■ **YOUR INSTRUCTIONS**: Reply with one number: the count of lines in the records below that hold "name".

════════

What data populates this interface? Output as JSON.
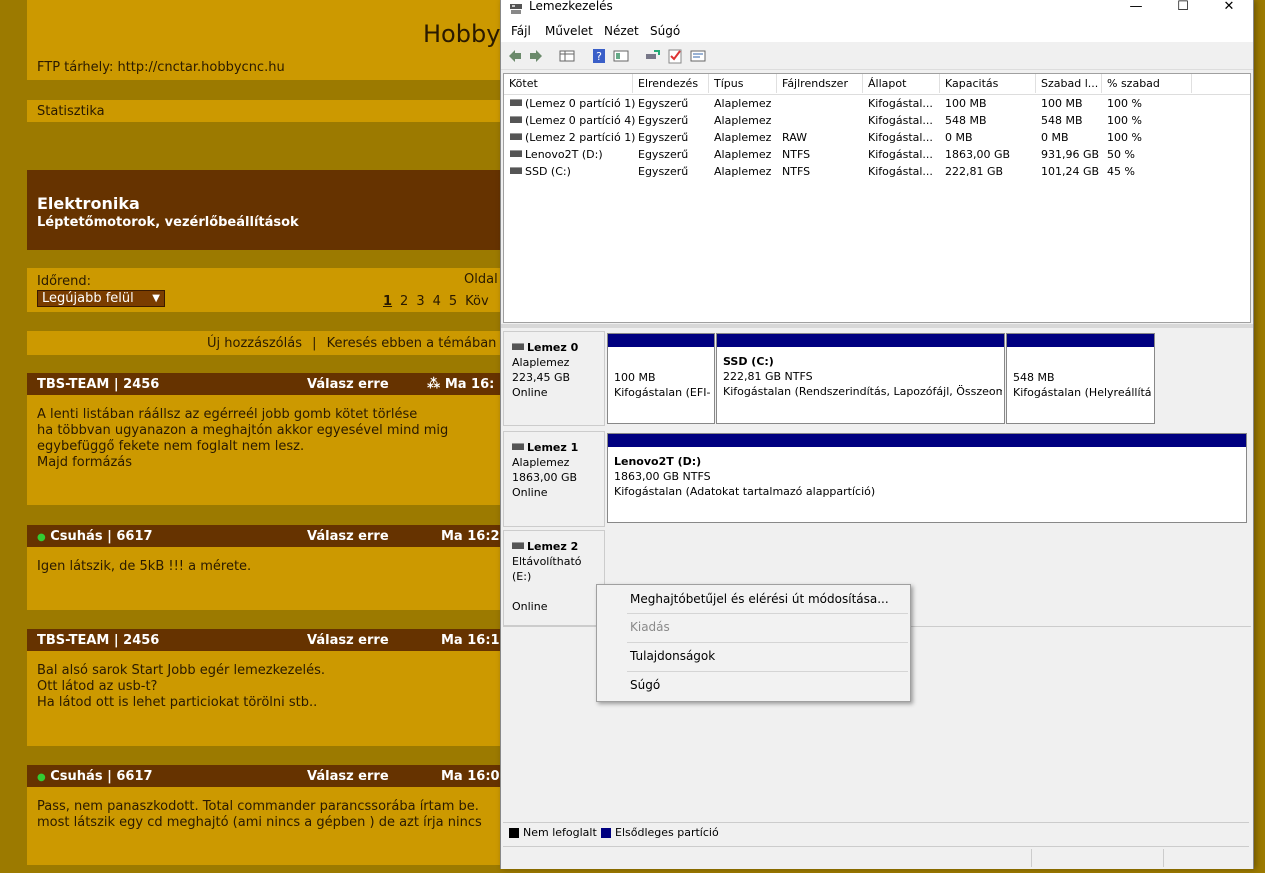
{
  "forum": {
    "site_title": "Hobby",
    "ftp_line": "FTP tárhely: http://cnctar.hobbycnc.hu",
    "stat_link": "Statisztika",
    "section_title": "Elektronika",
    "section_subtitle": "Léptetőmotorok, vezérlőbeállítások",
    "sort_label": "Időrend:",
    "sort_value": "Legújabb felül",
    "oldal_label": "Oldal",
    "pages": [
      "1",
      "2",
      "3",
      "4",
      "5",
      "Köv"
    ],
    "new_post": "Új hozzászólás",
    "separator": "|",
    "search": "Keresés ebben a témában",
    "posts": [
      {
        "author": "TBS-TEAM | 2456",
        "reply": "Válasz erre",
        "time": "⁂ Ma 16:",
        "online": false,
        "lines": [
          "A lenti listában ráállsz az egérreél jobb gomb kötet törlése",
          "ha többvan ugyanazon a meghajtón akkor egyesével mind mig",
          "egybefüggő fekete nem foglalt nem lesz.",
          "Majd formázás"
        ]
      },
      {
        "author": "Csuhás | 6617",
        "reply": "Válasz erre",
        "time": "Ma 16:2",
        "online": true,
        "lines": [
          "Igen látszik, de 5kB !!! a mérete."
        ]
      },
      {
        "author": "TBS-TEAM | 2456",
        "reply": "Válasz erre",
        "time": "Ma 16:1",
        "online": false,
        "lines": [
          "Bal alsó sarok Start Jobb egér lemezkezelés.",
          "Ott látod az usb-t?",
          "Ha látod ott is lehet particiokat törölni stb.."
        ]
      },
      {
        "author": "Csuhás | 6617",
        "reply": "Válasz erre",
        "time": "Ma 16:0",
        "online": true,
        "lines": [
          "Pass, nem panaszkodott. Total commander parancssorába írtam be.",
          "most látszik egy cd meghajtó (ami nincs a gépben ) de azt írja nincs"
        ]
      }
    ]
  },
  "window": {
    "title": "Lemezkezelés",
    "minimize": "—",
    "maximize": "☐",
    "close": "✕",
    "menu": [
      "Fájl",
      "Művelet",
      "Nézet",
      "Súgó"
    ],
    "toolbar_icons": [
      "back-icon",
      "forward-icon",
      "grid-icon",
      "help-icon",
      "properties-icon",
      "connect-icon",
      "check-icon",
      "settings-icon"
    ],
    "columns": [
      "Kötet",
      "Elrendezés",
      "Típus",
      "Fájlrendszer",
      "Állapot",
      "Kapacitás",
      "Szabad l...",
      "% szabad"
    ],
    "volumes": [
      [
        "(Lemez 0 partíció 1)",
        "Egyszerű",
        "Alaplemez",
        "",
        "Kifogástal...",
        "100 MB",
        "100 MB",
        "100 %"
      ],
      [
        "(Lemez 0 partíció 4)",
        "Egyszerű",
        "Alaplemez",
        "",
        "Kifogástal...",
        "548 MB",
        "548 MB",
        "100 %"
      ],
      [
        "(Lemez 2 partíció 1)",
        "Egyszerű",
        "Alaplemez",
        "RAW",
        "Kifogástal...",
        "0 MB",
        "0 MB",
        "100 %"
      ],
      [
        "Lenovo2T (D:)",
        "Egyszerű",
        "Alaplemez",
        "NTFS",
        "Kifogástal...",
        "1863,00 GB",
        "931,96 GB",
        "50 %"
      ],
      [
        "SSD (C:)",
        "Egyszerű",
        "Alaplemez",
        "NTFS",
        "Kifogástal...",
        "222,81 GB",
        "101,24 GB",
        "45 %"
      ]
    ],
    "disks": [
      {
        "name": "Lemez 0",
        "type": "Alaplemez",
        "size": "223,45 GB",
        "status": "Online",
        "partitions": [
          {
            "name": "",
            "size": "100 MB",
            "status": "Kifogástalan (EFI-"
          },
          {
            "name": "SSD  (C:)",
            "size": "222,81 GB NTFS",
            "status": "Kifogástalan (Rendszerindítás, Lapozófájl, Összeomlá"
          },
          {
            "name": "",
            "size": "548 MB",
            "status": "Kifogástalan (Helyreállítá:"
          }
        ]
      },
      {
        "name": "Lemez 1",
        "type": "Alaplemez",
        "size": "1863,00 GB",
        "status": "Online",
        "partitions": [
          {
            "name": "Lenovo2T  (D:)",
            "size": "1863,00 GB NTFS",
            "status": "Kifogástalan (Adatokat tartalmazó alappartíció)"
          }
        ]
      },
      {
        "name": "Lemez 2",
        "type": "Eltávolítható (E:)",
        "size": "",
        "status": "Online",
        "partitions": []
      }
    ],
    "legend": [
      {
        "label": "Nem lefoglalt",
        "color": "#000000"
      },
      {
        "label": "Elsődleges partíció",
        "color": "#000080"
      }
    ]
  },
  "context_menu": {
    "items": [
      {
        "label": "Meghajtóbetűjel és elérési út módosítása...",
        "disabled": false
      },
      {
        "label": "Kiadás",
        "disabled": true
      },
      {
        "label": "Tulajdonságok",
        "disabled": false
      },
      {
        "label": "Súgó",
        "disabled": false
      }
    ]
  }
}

════════

■ **FULL SOLUTION**: 7